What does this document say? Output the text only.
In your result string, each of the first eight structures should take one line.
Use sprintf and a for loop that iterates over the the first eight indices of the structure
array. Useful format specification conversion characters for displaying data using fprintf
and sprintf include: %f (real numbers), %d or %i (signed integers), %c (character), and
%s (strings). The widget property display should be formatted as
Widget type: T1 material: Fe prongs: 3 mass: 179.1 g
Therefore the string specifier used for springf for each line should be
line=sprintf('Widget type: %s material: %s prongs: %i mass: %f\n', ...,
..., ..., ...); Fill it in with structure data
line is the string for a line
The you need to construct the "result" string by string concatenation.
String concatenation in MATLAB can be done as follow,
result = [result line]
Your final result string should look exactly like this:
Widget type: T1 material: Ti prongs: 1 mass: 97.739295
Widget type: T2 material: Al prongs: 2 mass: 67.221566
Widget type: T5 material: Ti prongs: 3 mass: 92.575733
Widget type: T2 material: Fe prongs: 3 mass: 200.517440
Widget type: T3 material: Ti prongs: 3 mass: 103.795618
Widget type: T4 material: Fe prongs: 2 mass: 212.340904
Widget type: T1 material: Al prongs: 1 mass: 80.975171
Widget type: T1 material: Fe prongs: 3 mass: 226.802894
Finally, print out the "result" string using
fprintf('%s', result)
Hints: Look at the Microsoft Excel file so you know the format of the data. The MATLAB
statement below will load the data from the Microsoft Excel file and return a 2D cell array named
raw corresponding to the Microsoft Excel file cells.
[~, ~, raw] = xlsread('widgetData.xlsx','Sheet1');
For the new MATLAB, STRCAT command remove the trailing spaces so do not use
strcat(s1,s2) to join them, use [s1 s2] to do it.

####################

Which lines above include the word "array"? Pick them out and copy them.

array. Useful format specification conversion characters for displaying data using fprintf
statement below will load the data from the Microsoft Excel file and return a 2D cell array named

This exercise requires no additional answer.